Do this
Return the records word for word. Any pictures in them are not part of the copy.

Extracted records
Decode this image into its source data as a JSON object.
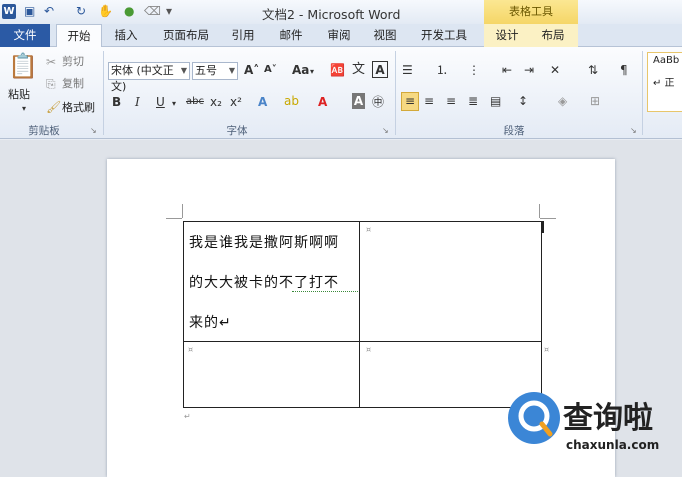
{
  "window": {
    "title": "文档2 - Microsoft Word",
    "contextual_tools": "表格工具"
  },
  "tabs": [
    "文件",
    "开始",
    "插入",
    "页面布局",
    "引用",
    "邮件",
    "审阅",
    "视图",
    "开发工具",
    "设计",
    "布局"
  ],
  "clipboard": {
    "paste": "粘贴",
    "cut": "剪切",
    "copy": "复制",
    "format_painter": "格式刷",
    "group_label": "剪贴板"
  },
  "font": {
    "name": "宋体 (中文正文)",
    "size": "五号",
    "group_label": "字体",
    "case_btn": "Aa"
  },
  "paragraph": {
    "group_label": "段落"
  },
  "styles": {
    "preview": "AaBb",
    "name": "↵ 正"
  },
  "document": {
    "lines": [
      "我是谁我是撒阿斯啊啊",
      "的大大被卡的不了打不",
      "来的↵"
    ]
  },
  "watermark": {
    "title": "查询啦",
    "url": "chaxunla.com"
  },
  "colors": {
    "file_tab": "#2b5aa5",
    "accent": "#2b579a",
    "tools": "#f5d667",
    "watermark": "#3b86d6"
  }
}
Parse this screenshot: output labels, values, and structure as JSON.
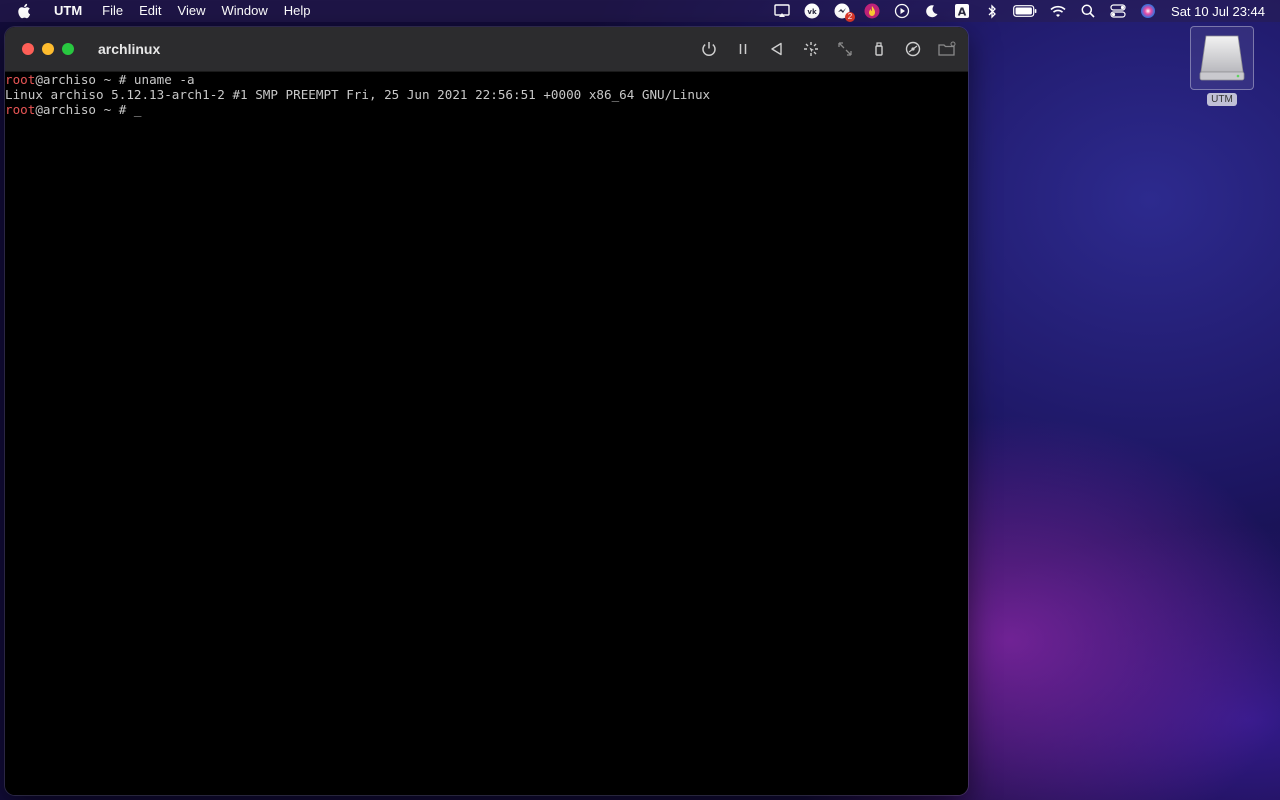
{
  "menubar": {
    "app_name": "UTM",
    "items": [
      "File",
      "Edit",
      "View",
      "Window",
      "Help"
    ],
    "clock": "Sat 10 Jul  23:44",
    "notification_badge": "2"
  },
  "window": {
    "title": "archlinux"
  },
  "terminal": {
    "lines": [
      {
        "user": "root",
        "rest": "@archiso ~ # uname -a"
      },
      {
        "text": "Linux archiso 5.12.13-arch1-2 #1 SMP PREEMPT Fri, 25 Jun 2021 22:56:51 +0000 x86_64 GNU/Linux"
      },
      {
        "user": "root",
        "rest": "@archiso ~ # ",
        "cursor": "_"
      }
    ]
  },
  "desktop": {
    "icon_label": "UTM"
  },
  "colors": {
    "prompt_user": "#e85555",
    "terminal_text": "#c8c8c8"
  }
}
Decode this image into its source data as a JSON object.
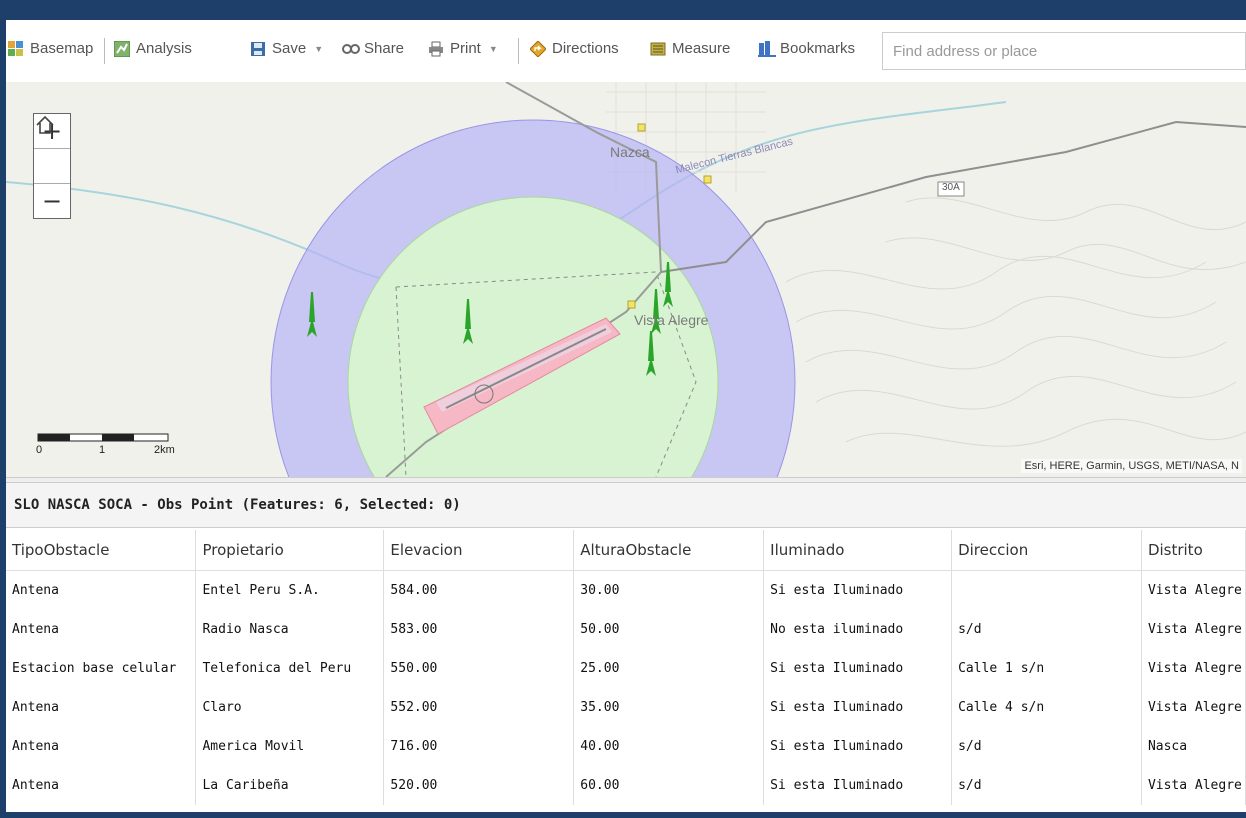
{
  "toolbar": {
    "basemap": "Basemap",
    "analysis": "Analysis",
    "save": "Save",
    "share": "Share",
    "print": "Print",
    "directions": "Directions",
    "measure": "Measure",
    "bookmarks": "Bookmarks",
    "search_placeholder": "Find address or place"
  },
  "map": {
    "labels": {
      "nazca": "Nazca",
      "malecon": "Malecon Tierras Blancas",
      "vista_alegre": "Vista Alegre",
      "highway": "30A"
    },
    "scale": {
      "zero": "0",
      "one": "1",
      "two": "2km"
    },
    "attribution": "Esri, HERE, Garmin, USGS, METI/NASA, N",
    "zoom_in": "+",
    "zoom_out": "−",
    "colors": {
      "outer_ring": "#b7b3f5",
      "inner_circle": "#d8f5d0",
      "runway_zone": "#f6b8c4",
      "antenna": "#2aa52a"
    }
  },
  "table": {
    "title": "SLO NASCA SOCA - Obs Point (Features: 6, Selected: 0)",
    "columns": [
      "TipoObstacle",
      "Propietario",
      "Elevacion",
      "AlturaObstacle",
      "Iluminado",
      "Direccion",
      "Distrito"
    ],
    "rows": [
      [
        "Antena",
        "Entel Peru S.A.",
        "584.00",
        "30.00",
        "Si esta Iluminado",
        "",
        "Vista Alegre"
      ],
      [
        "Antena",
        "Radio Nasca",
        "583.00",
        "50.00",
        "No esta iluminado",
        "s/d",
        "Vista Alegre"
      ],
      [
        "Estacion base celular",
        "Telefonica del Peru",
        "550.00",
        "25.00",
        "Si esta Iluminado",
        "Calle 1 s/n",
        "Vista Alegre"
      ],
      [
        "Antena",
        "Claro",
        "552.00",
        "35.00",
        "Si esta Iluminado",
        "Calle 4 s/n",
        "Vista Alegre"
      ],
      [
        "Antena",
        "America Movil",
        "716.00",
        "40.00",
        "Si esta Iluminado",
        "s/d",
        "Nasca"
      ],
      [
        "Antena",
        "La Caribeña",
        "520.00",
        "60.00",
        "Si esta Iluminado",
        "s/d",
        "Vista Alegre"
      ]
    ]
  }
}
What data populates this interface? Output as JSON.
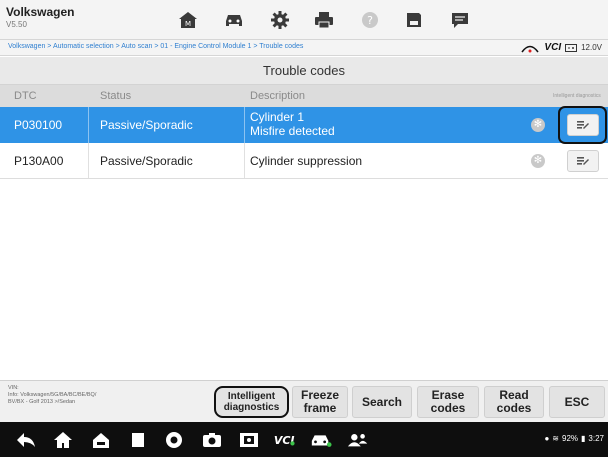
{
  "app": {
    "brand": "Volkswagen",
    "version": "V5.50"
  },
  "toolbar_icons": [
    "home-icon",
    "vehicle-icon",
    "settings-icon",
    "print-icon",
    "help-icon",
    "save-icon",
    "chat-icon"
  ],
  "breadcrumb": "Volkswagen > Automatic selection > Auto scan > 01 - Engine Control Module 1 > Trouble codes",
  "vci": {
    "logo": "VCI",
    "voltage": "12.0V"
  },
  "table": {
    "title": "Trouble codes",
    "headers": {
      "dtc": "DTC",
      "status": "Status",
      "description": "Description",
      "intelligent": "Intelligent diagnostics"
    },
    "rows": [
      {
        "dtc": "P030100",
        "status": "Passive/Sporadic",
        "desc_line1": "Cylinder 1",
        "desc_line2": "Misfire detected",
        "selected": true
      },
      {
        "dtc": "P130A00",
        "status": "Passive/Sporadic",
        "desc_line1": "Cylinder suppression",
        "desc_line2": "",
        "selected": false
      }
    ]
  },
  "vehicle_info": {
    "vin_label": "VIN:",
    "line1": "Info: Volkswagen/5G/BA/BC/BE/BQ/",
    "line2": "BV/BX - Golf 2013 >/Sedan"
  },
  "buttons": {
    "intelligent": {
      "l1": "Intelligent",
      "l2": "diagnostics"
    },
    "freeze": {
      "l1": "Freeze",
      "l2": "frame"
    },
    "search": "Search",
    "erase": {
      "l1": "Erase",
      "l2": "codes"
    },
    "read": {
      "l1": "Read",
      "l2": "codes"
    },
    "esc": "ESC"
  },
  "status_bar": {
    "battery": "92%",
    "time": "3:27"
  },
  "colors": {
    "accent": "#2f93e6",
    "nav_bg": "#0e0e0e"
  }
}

Exercise answer
Decode this image into its source data as a JSON object.
{
  "window": {
    "title": "文档2 - Microsoft Word",
    "contextual_tools": "表格工具"
  },
  "tabs": [
    "文件",
    "开始",
    "插入",
    "页面布局",
    "引用",
    "邮件",
    "审阅",
    "视图",
    "开发工具",
    "设计",
    "布局"
  ],
  "clipboard": {
    "paste": "粘贴",
    "cut": "剪切",
    "copy": "复制",
    "format_painter": "格式刷",
    "group_label": "剪贴板"
  },
  "font": {
    "name": "宋体 (中文正文)",
    "size": "五号",
    "group_label": "字体",
    "case_btn": "Aa"
  },
  "paragraph": {
    "group_label": "段落"
  },
  "styles": {
    "preview": "AaBb",
    "name": "↵ 正"
  },
  "document": {
    "lines": [
      "我是谁我是撒阿斯啊啊",
      "的大大被卡的不了打不",
      "来的↵"
    ]
  },
  "watermark": {
    "title": "查询啦",
    "url": "chaxunla.com"
  },
  "colors": {
    "file_tab": "#2b5aa5",
    "accent": "#2b579a",
    "tools": "#f5d667",
    "watermark": "#3b86d6"
  }
}
Parse this screenshot: output labels, values, and structure as JSON.
{
  "menubar": {
    "app_name": "UTM",
    "items": [
      "File",
      "Edit",
      "View",
      "Window",
      "Help"
    ],
    "clock": "Sat 10 Jul  23:44",
    "notification_badge": "2"
  },
  "window": {
    "title": "archlinux"
  },
  "terminal": {
    "lines": [
      {
        "user": "root",
        "rest": "@archiso ~ # uname -a"
      },
      {
        "text": "Linux archiso 5.12.13-arch1-2 #1 SMP PREEMPT Fri, 25 Jun 2021 22:56:51 +0000 x86_64 GNU/Linux"
      },
      {
        "user": "root",
        "rest": "@archiso ~ # ",
        "cursor": "_"
      }
    ]
  },
  "desktop": {
    "icon_label": "UTM"
  },
  "colors": {
    "prompt_user": "#e85555",
    "terminal_text": "#c8c8c8"
  }
}
Decode this image into its source data as a JSON object.
{
  "toolbar": {
    "basemap": "Basemap",
    "analysis": "Analysis",
    "save": "Save",
    "share": "Share",
    "print": "Print",
    "directions": "Directions",
    "measure": "Measure",
    "bookmarks": "Bookmarks",
    "search_placeholder": "Find address or place"
  },
  "map": {
    "labels": {
      "nazca": "Nazca",
      "malecon": "Malecon Tierras Blancas",
      "vista_alegre": "Vista Alegre",
      "highway": "30A"
    },
    "scale": {
      "zero": "0",
      "one": "1",
      "two": "2km"
    },
    "attribution": "Esri, HERE, Garmin, USGS, METI/NASA, N",
    "zoom_in": "+",
    "zoom_out": "−",
    "colors": {
      "outer_ring": "#b7b3f5",
      "inner_circle": "#d8f5d0",
      "runway_zone": "#f6b8c4",
      "antenna": "#2aa52a"
    }
  },
  "table": {
    "title": "SLO NASCA SOCA - Obs Point (Features: 6, Selected: 0)",
    "columns": [
      "TipoObstacle",
      "Propietario",
      "Elevacion",
      "AlturaObstacle",
      "Iluminado",
      "Direccion",
      "Distrito"
    ],
    "rows": [
      [
        "Antena",
        "Entel Peru S.A.",
        "584.00",
        "30.00",
        "Si esta Iluminado",
        "",
        "Vista Alegre"
      ],
      [
        "Antena",
        "Radio Nasca",
        "583.00",
        "50.00",
        "No esta iluminado",
        "s/d",
        "Vista Alegre"
      ],
      [
        "Estacion base celular",
        "Telefonica del Peru",
        "550.00",
        "25.00",
        "Si esta Iluminado",
        "Calle 1 s/n",
        "Vista Alegre"
      ],
      [
        "Antena",
        "Claro",
        "552.00",
        "35.00",
        "Si esta Iluminado",
        "Calle 4 s/n",
        "Vista Alegre"
      ],
      [
        "Antena",
        "America Movil",
        "716.00",
        "40.00",
        "Si esta Iluminado",
        "s/d",
        "Nasca"
      ],
      [
        "Antena",
        "La Caribeña",
        "520.00",
        "60.00",
        "Si esta Iluminado",
        "s/d",
        "Vista Alegre"
      ]
    ]
  }
}
What data populates this interface? Output as JSON.
{
  "app": {
    "brand": "Volkswagen",
    "version": "V5.50"
  },
  "toolbar_icons": [
    "home-icon",
    "vehicle-icon",
    "settings-icon",
    "print-icon",
    "help-icon",
    "save-icon",
    "chat-icon"
  ],
  "breadcrumb": "Volkswagen > Automatic selection > Auto scan > 01 - Engine Control Module 1 > Trouble codes",
  "vci": {
    "logo": "VCI",
    "voltage": "12.0V"
  },
  "table": {
    "title": "Trouble codes",
    "headers": {
      "dtc": "DTC",
      "status": "Status",
      "description": "Description",
      "intelligent": "Intelligent diagnostics"
    },
    "rows": [
      {
        "dtc": "P030100",
        "status": "Passive/Sporadic",
        "desc_line1": "Cylinder 1",
        "desc_line2": "Misfire detected",
        "selected": true
      },
      {
        "dtc": "P130A00",
        "status": "Passive/Sporadic",
        "desc_line1": "Cylinder suppression",
        "desc_line2": "",
        "selected": false
      }
    ]
  },
  "vehicle_info": {
    "vin_label": "VIN:",
    "line1": "Info: Volkswagen/5G/BA/BC/BE/BQ/",
    "line2": "BV/BX - Golf 2013 >/Sedan"
  },
  "buttons": {
    "intelligent": {
      "l1": "Intelligent",
      "l2": "diagnostics"
    },
    "freeze": {
      "l1": "Freeze",
      "l2": "frame"
    },
    "search": "Search",
    "erase": {
      "l1": "Erase",
      "l2": "codes"
    },
    "read": {
      "l1": "Read",
      "l2": "codes"
    },
    "esc": "ESC"
  },
  "status_bar": {
    "battery": "92%",
    "time": "3:27"
  },
  "colors": {
    "accent": "#2f93e6",
    "nav_bg": "#0e0e0e"
  }
}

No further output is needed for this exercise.